▸ Task to complete
Output the material below unchanged, apart from leaving out the pictures.

**** Dataset records ****

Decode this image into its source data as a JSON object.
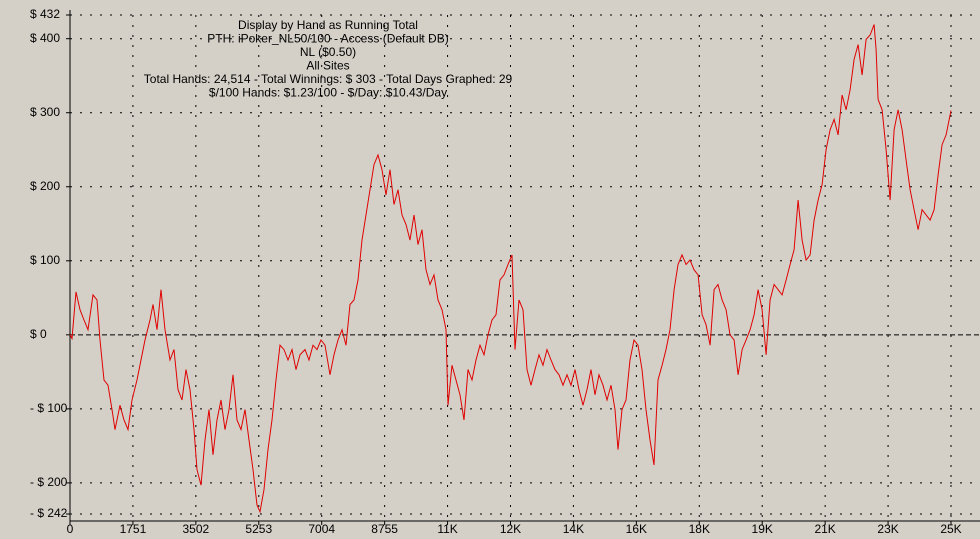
{
  "chart_data": {
    "type": "line",
    "title_lines": [
      "Display by Hand as Running Total",
      "PTH: iPoker_NL50/100 - Access (Default DB)",
      "NL ($0.50)",
      "All Sites",
      "Total Hands: 24,514 - Total Winnings: $ 303 - Total Days Graphed: 29",
      "$/100 Hands: $1.23/100 - $/Day: $10.43/Day"
    ],
    "xlim": [
      0,
      24514
    ],
    "ylim": [
      -242,
      432
    ],
    "xticks": [
      0,
      1751,
      3502,
      5253,
      7004,
      8755,
      {
        "value": 10506,
        "label": "11K"
      },
      {
        "value": 12257,
        "label": "12K"
      },
      {
        "value": 14008,
        "label": "14K"
      },
      {
        "value": 15759,
        "label": "16K"
      },
      {
        "value": 17510,
        "label": "18K"
      },
      {
        "value": 19261,
        "label": "19K"
      },
      {
        "value": 21012,
        "label": "21K"
      },
      {
        "value": 22763,
        "label": "23K"
      },
      {
        "value": 24514,
        "label": "25K"
      }
    ],
    "yticks": [
      {
        "value": 432,
        "label": "$ 432"
      },
      {
        "value": 400,
        "label": "$ 400"
      },
      {
        "value": 300,
        "label": "$ 300"
      },
      {
        "value": 200,
        "label": "$ 200"
      },
      {
        "value": 100,
        "label": "$ 100"
      },
      {
        "value": 0,
        "label": "$ 0"
      },
      {
        "value": -100,
        "label": "- $ 100"
      },
      {
        "value": -200,
        "label": "- $ 200"
      },
      {
        "value": -242,
        "label": "- $ 242"
      }
    ],
    "grid": true,
    "series": [
      {
        "color": "#e00000",
        "x": [
          0,
          56,
          167,
          278,
          390,
          500,
          640,
          750,
          835,
          946,
          1057,
          1169,
          1252,
          1391,
          1503,
          1614,
          1725,
          1864,
          1975,
          2087,
          2226,
          2309,
          2421,
          2532,
          2643,
          2783,
          2894,
          3005,
          3116,
          3228,
          3339,
          3450,
          3534,
          3645,
          3756,
          3867,
          3979,
          4090,
          4201,
          4313,
          4424,
          4535,
          4647,
          4758,
          4869,
          4981,
          5092,
          5203,
          5287,
          5398,
          5509,
          5621,
          5732,
          5843,
          5955,
          6066,
          6177,
          6289,
          6400,
          6539,
          6650,
          6762,
          6873,
          6984,
          7096,
          7235,
          7346,
          7457,
          7569,
          7680,
          7791,
          7903,
          8014,
          8125,
          8236,
          8348,
          8459,
          8570,
          8682,
          8793,
          8904,
          9016,
          9127,
          9238,
          9350,
          9461,
          9572,
          9684,
          9795,
          9906,
          10018,
          10129,
          10240,
          10352,
          10463,
          10518,
          10630,
          10741,
          10852,
          10964,
          11075,
          11186,
          11298,
          11409,
          11520,
          11631,
          11743,
          11854,
          11965,
          12077,
          12188,
          12299,
          12383,
          12494,
          12605,
          12717,
          12828,
          12939,
          13051,
          13162,
          13273,
          13385,
          13496,
          13607,
          13719,
          13830,
          13941,
          14052,
          14164,
          14275,
          14386,
          14498,
          14609,
          14720,
          14832,
          14943,
          15054,
          15166,
          15249,
          15360,
          15472,
          15583,
          15694,
          15806,
          15917,
          16028,
          16140,
          16251,
          16362,
          16474,
          16585,
          16696,
          16808,
          16919,
          17030,
          17142,
          17253,
          17364,
          17476,
          17587,
          17698,
          17810,
          17921,
          18032,
          18144,
          18255,
          18366,
          18478,
          18589,
          18700,
          18812,
          18923,
          19034,
          19146,
          19257,
          19368,
          19480,
          19591,
          19703,
          19814,
          19925,
          20037,
          20148,
          20259,
          20371,
          20482,
          20593,
          20705,
          20816,
          20927,
          21039,
          21150,
          21261,
          21373,
          21484,
          21595,
          21707,
          21818,
          21929,
          22041,
          22152,
          22263,
          22375,
          22430,
          22486,
          22597,
          22709,
          22820,
          22931,
          23043,
          23154,
          23265,
          23377,
          23488,
          23599,
          23711,
          23822,
          23933,
          24045,
          24156,
          24267,
          24379,
          24514
        ],
        "values": [
          0,
          -5,
          58,
          34,
          20,
          7,
          54,
          47,
          -7,
          -61,
          -68,
          -101,
          -128,
          -95,
          -115,
          -128,
          -88,
          -61,
          -34,
          -7,
          20,
          41,
          7,
          61,
          7,
          -34,
          -20,
          -74,
          -88,
          -47,
          -74,
          -128,
          -182,
          -203,
          -142,
          -101,
          -162,
          -115,
          -88,
          -128,
          -101,
          -54,
          -115,
          -128,
          -101,
          -142,
          -182,
          -230,
          -239,
          -209,
          -155,
          -115,
          -61,
          -14,
          -20,
          -34,
          -20,
          -47,
          -27,
          -20,
          -34,
          -14,
          -20,
          -7,
          -14,
          -54,
          -27,
          -7,
          7,
          -14,
          41,
          47,
          74,
          128,
          162,
          196,
          230,
          243,
          223,
          189,
          223,
          176,
          196,
          162,
          149,
          128,
          162,
          122,
          142,
          88,
          68,
          81,
          47,
          34,
          7,
          -95,
          -41,
          -61,
          -81,
          -115,
          -47,
          -61,
          -34,
          -14,
          -27,
          0,
          20,
          27,
          74,
          81,
          95,
          108,
          -20,
          47,
          34,
          -47,
          -68,
          -47,
          -27,
          -41,
          -20,
          -34,
          -47,
          -54,
          -68,
          -54,
          -68,
          -47,
          -74,
          -95,
          -74,
          -47,
          -81,
          -54,
          -68,
          -88,
          -68,
          -101,
          -155,
          -101,
          -88,
          -34,
          -7,
          -14,
          -47,
          -101,
          -142,
          -176,
          -61,
          -41,
          -20,
          7,
          61,
          95,
          108,
          95,
          101,
          88,
          81,
          27,
          14,
          -14,
          61,
          68,
          47,
          34,
          0,
          -7,
          -54,
          -20,
          -7,
          7,
          27,
          61,
          34,
          -27,
          47,
          68,
          61,
          54,
          74,
          95,
          115,
          182,
          128,
          101,
          108,
          155,
          182,
          203,
          250,
          277,
          291,
          270,
          324,
          304,
          331,
          372,
          392,
          351,
          399,
          405,
          419,
          385,
          318,
          304,
          250,
          182,
          277,
          304,
          277,
          236,
          196,
          169,
          142,
          169,
          162,
          155,
          169,
          216,
          257,
          270,
          303
        ]
      }
    ]
  }
}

****

▸ Task answer
Decode this image into its source data as a JSON object.
{
  "chart_data": {
    "type": "line",
    "title_lines": [
      "Display by Hand as Running Total",
      "PTH: iPoker_NL50/100 - Access (Default DB)",
      "NL ($0.50)",
      "All Sites",
      "Total Hands: 24,514 - Total Winnings: $ 303 - Total Days Graphed: 29",
      "$/100 Hands: $1.23/100 - $/Day: $10.43/Day"
    ],
    "xlim": [
      0,
      24514
    ],
    "ylim": [
      -242,
      432
    ],
    "xticks": [
      0,
      1751,
      3502,
      5253,
      7004,
      8755,
      {
        "value": 10506,
        "label": "11K"
      },
      {
        "value": 12257,
        "label": "12K"
      },
      {
        "value": 14008,
        "label": "14K"
      },
      {
        "value": 15759,
        "label": "16K"
      },
      {
        "value": 17510,
        "label": "18K"
      },
      {
        "value": 19261,
        "label": "19K"
      },
      {
        "value": 21012,
        "label": "21K"
      },
      {
        "value": 22763,
        "label": "23K"
      },
      {
        "value": 24514,
        "label": "25K"
      }
    ],
    "yticks": [
      {
        "value": 432,
        "label": "$ 432"
      },
      {
        "value": 400,
        "label": "$ 400"
      },
      {
        "value": 300,
        "label": "$ 300"
      },
      {
        "value": 200,
        "label": "$ 200"
      },
      {
        "value": 100,
        "label": "$ 100"
      },
      {
        "value": 0,
        "label": "$ 0"
      },
      {
        "value": -100,
        "label": "- $ 100"
      },
      {
        "value": -200,
        "label": "- $ 200"
      },
      {
        "value": -242,
        "label": "- $ 242"
      }
    ],
    "grid": true,
    "series": [
      {
        "color": "#e00000",
        "x": [
          0,
          56,
          167,
          278,
          390,
          500,
          640,
          750,
          835,
          946,
          1057,
          1169,
          1252,
          1391,
          1503,
          1614,
          1725,
          1864,
          1975,
          2087,
          2226,
          2309,
          2421,
          2532,
          2643,
          2783,
          2894,
          3005,
          3116,
          3228,
          3339,
          3450,
          3534,
          3645,
          3756,
          3867,
          3979,
          4090,
          4201,
          4313,
          4424,
          4535,
          4647,
          4758,
          4869,
          4981,
          5092,
          5203,
          5287,
          5398,
          5509,
          5621,
          5732,
          5843,
          5955,
          6066,
          6177,
          6289,
          6400,
          6539,
          6650,
          6762,
          6873,
          6984,
          7096,
          7235,
          7346,
          7457,
          7569,
          7680,
          7791,
          7903,
          8014,
          8125,
          8236,
          8348,
          8459,
          8570,
          8682,
          8793,
          8904,
          9016,
          9127,
          9238,
          9350,
          9461,
          9572,
          9684,
          9795,
          9906,
          10018,
          10129,
          10240,
          10352,
          10463,
          10518,
          10630,
          10741,
          10852,
          10964,
          11075,
          11186,
          11298,
          11409,
          11520,
          11631,
          11743,
          11854,
          11965,
          12077,
          12188,
          12299,
          12383,
          12494,
          12605,
          12717,
          12828,
          12939,
          13051,
          13162,
          13273,
          13385,
          13496,
          13607,
          13719,
          13830,
          13941,
          14052,
          14164,
          14275,
          14386,
          14498,
          14609,
          14720,
          14832,
          14943,
          15054,
          15166,
          15249,
          15360,
          15472,
          15583,
          15694,
          15806,
          15917,
          16028,
          16140,
          16251,
          16362,
          16474,
          16585,
          16696,
          16808,
          16919,
          17030,
          17142,
          17253,
          17364,
          17476,
          17587,
          17698,
          17810,
          17921,
          18032,
          18144,
          18255,
          18366,
          18478,
          18589,
          18700,
          18812,
          18923,
          19034,
          19146,
          19257,
          19368,
          19480,
          19591,
          19703,
          19814,
          19925,
          20037,
          20148,
          20259,
          20371,
          20482,
          20593,
          20705,
          20816,
          20927,
          21039,
          21150,
          21261,
          21373,
          21484,
          21595,
          21707,
          21818,
          21929,
          22041,
          22152,
          22263,
          22375,
          22430,
          22486,
          22597,
          22709,
          22820,
          22931,
          23043,
          23154,
          23265,
          23377,
          23488,
          23599,
          23711,
          23822,
          23933,
          24045,
          24156,
          24267,
          24379,
          24514
        ],
        "values": [
          0,
          -5,
          58,
          34,
          20,
          7,
          54,
          47,
          -7,
          -61,
          -68,
          -101,
          -128,
          -95,
          -115,
          -128,
          -88,
          -61,
          -34,
          -7,
          20,
          41,
          7,
          61,
          7,
          -34,
          -20,
          -74,
          -88,
          -47,
          -74,
          -128,
          -182,
          -203,
          -142,
          -101,
          -162,
          -115,
          -88,
          -128,
          -101,
          -54,
          -115,
          -128,
          -101,
          -142,
          -182,
          -230,
          -239,
          -209,
          -155,
          -115,
          -61,
          -14,
          -20,
          -34,
          -20,
          -47,
          -27,
          -20,
          -34,
          -14,
          -20,
          -7,
          -14,
          -54,
          -27,
          -7,
          7,
          -14,
          41,
          47,
          74,
          128,
          162,
          196,
          230,
          243,
          223,
          189,
          223,
          176,
          196,
          162,
          149,
          128,
          162,
          122,
          142,
          88,
          68,
          81,
          47,
          34,
          7,
          -95,
          -41,
          -61,
          -81,
          -115,
          -47,
          -61,
          -34,
          -14,
          -27,
          0,
          20,
          27,
          74,
          81,
          95,
          108,
          -20,
          47,
          34,
          -47,
          -68,
          -47,
          -27,
          -41,
          -20,
          -34,
          -47,
          -54,
          -68,
          -54,
          -68,
          -47,
          -74,
          -95,
          -74,
          -47,
          -81,
          -54,
          -68,
          -88,
          -68,
          -101,
          -155,
          -101,
          -88,
          -34,
          -7,
          -14,
          -47,
          -101,
          -142,
          -176,
          -61,
          -41,
          -20,
          7,
          61,
          95,
          108,
          95,
          101,
          88,
          81,
          27,
          14,
          -14,
          61,
          68,
          47,
          34,
          0,
          -7,
          -54,
          -20,
          -7,
          7,
          27,
          61,
          34,
          -27,
          47,
          68,
          61,
          54,
          74,
          95,
          115,
          182,
          128,
          101,
          108,
          155,
          182,
          203,
          250,
          277,
          291,
          270,
          324,
          304,
          331,
          372,
          392,
          351,
          399,
          405,
          419,
          385,
          318,
          304,
          250,
          182,
          277,
          304,
          277,
          236,
          196,
          169,
          142,
          169,
          162,
          155,
          169,
          216,
          257,
          270,
          303
        ]
      }
    ]
  }
}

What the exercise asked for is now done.